→ **Aim of the task**
Take the entries below and reproduce them word for word.

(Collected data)
***

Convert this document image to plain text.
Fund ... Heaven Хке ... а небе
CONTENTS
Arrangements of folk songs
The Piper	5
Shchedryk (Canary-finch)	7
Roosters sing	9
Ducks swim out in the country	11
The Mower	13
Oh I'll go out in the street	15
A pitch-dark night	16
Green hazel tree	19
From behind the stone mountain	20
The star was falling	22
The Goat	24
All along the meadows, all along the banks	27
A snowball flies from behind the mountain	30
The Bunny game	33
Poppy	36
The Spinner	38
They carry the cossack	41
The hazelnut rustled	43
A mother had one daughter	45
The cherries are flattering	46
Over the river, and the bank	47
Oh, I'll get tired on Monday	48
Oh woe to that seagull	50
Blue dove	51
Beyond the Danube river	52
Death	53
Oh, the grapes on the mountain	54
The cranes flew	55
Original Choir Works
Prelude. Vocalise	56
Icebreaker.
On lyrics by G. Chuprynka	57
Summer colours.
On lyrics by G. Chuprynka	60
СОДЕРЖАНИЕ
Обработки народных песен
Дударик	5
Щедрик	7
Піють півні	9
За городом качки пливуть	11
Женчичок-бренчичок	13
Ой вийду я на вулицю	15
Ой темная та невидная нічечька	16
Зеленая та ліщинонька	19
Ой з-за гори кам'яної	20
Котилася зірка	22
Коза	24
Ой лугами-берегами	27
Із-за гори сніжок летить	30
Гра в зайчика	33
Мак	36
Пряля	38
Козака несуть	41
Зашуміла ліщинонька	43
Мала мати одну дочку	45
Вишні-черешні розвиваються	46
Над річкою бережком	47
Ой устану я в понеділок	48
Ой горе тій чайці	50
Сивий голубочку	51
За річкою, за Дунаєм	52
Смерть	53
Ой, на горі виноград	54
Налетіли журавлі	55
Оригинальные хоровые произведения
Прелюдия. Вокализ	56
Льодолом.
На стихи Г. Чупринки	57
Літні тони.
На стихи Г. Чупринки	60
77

***

→ **Task solution**
Convert this document image to plain text.
Fund ... Heaven Хке ... а небе
CONTENTS
Arrangements of folk songs
The Piper	5
Shchedryk (Canary-finch)	7
Roosters sing	9
Ducks swim out in the country	11
The Mower	13
Oh I'll go out in the street	15
A pitch-dark night	16
Green hazel tree	19
From behind the stone mountain	20
The star was falling	22
The Goat	24
All along the meadows, all along the banks	27
A snowball flies from behind the mountain	30
The Bunny game	33
Poppy	36
The Spinner	38
They carry the cossack	41
The hazelnut rustled	43
A mother had one daughter	45
The cherries are flattering	46
Over the river, and the bank	47
Oh, I'll get tired on Monday	48
Oh woe to that seagull	50
Blue dove	51
Beyond the Danube river	52
Death	53
Oh, the grapes on the mountain	54
The cranes flew	55
Original Choir Works
Prelude. Vocalise	56
Icebreaker.
On lyrics by G. Chuprynka	57
Summer colours.
On lyrics by G. Chuprynka	60
СОДЕРЖАНИЕ
Обработки народных песен
Дударик	5
Щедрик	7
Піють півні	9
За городом качки пливуть	11
Женчичок-бренчичок	13
Ой вийду я на вулицю	15
Ой темная та невидная нічечька	16
Зеленая та ліщинонька	19
Ой з-за гори кам'яної	20
Котилася зірка	22
Коза	24
Ой лугами-берегами	27
Із-за гори сніжок летить	30
Гра в зайчика	33
Мак	36
Пряля	38
Козака несуть	41
Зашуміла ліщинонька	43
Мала мати одну дочку	45
Вишні-черешні розвиваються	46
Над річкою бережком	47
Ой устану я в понеділок	48
Ой горе тій чайці	50
Сивий голубочку	51
За річкою, за Дунаєм	52
Смерть	53
Ой, на горі виноград	54
Налетіли журавлі	55
Оригинальные хоровые произведения
Прелюдия. Вокализ	56
Льодолом.
На стихи Г. Чупринки	57
Літні тони.
На стихи Г. Чупринки	60
77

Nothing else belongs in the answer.